▶ _GIVEN INFORMATION_:
## start

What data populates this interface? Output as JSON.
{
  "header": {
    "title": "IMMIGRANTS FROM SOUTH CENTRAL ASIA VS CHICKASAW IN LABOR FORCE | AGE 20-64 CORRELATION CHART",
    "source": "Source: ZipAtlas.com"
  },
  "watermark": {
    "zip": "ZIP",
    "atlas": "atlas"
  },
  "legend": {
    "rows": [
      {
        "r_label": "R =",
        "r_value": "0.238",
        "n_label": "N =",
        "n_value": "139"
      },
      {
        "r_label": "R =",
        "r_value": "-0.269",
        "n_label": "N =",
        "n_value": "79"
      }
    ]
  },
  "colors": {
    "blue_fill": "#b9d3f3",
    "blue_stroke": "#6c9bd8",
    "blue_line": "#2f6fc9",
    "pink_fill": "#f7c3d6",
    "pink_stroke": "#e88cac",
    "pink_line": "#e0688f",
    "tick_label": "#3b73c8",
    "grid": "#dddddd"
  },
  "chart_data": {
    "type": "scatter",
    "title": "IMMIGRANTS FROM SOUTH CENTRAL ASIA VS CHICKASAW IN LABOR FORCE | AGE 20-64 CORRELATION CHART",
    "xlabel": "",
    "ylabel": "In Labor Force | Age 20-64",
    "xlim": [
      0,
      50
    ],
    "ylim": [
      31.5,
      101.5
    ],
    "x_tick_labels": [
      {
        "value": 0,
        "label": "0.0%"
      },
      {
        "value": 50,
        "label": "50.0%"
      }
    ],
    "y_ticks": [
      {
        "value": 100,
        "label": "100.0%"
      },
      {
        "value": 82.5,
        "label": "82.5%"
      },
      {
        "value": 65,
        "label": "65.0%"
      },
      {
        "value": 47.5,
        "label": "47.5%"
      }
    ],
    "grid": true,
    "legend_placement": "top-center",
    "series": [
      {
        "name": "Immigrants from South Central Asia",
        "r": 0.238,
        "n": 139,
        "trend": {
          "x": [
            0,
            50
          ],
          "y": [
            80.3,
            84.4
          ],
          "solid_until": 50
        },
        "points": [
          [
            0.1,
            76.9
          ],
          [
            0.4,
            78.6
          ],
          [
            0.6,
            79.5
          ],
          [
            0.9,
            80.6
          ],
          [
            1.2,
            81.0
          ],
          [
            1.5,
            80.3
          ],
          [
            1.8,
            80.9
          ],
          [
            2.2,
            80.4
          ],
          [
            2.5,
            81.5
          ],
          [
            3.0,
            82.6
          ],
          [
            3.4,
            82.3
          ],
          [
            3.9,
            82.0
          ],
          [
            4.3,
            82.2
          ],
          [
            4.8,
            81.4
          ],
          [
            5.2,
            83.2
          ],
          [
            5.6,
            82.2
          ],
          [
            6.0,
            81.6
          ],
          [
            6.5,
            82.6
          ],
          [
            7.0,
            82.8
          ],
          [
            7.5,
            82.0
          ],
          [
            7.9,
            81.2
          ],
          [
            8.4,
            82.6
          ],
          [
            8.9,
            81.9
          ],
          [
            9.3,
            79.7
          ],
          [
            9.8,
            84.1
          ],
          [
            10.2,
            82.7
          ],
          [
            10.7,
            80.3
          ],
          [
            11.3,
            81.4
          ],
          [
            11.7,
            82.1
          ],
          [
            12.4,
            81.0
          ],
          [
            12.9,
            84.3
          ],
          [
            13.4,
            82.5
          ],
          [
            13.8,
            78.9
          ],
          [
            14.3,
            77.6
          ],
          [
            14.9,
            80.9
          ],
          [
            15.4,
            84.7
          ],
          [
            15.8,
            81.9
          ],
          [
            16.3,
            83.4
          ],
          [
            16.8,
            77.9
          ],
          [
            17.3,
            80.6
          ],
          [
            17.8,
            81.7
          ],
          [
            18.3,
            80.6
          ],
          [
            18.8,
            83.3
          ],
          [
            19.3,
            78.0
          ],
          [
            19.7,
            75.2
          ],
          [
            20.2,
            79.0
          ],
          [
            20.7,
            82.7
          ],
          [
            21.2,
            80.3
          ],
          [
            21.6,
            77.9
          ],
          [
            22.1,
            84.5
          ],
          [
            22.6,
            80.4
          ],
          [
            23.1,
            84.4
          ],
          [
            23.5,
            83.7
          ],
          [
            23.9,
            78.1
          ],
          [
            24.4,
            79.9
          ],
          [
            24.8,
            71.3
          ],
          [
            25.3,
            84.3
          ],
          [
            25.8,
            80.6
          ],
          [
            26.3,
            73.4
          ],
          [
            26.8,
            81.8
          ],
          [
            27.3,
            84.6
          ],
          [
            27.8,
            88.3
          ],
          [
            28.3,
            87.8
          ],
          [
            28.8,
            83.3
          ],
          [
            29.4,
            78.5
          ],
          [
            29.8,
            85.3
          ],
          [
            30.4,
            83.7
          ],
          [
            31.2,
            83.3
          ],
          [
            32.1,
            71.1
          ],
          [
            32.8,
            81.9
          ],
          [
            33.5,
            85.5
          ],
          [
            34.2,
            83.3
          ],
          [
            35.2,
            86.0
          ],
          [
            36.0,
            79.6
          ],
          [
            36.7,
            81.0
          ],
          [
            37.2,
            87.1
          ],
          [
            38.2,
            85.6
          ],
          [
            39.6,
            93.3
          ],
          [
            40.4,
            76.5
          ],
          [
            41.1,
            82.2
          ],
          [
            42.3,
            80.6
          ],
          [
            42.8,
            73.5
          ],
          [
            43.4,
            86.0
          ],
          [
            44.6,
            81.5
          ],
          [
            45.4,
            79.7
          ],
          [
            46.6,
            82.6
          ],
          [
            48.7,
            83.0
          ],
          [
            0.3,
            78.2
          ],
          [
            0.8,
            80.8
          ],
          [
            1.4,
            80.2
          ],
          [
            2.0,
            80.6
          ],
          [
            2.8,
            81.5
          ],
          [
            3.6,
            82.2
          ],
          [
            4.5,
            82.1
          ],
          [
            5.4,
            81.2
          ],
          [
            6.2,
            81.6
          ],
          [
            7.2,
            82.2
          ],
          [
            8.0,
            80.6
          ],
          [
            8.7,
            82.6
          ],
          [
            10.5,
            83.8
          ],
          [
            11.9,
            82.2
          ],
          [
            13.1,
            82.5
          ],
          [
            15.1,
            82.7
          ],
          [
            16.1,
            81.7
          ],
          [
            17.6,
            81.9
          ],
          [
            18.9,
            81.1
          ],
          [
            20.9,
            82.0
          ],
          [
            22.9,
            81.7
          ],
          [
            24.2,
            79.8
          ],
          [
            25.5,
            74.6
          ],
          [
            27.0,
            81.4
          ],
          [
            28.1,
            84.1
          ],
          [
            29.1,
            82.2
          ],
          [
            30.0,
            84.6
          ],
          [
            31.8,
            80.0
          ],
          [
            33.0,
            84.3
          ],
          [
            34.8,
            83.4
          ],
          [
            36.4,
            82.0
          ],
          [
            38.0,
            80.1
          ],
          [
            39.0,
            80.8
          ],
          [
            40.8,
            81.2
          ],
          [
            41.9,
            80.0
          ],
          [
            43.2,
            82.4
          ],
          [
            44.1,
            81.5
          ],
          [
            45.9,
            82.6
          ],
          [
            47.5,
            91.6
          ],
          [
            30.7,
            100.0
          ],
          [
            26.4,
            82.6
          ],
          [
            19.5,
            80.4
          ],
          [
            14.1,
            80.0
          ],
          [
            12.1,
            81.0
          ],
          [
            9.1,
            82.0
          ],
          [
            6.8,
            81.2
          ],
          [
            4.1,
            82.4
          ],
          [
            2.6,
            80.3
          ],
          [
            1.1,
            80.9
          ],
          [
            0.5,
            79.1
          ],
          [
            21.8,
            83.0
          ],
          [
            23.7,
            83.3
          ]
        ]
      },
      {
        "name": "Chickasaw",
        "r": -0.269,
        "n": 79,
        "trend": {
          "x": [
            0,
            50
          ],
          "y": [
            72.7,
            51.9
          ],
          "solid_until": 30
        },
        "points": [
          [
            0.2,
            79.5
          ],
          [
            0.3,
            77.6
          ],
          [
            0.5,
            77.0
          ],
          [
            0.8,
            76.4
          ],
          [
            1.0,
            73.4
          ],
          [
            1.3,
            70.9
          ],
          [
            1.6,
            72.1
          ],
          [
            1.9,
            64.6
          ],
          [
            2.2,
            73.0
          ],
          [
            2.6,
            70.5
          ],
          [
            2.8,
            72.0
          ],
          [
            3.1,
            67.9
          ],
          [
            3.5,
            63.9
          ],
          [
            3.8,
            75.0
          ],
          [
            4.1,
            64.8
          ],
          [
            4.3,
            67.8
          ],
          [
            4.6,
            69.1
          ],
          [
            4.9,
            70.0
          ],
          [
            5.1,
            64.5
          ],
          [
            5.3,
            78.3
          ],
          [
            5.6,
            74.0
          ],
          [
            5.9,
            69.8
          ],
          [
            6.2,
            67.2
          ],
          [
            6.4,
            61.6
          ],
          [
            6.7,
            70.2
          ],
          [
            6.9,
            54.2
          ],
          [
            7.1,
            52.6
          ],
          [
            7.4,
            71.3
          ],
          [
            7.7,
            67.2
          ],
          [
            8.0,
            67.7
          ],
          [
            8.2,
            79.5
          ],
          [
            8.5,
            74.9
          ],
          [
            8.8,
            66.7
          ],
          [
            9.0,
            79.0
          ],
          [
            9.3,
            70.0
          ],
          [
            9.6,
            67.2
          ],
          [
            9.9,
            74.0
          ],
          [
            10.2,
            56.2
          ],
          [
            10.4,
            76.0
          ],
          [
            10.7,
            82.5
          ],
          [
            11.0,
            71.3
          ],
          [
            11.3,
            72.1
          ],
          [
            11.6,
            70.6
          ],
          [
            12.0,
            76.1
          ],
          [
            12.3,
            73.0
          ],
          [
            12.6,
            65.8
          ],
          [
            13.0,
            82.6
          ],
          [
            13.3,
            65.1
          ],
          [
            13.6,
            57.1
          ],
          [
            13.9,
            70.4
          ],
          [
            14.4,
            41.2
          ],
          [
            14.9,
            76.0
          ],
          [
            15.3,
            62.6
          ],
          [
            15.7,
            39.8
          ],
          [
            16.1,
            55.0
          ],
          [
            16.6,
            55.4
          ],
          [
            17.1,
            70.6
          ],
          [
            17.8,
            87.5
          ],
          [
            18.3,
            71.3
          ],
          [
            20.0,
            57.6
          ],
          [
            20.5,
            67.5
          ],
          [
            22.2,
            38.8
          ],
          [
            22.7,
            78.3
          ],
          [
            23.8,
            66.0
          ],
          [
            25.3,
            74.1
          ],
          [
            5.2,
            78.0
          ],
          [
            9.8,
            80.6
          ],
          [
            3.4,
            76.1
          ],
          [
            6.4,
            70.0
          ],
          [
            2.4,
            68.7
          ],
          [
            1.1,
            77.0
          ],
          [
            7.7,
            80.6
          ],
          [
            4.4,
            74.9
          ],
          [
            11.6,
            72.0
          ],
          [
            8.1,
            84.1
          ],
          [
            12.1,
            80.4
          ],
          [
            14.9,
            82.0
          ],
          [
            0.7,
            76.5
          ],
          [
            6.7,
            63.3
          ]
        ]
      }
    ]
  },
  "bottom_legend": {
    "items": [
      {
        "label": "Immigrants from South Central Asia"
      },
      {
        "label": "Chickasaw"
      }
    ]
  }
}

## end

▶ _TASK DESCRIPTION_: Search the records for the word "name". Copy every line that has it.

▶ _SOLUTION_:
        "name": "Immigrants from South Central Asia",
        "name": "Chickasaw",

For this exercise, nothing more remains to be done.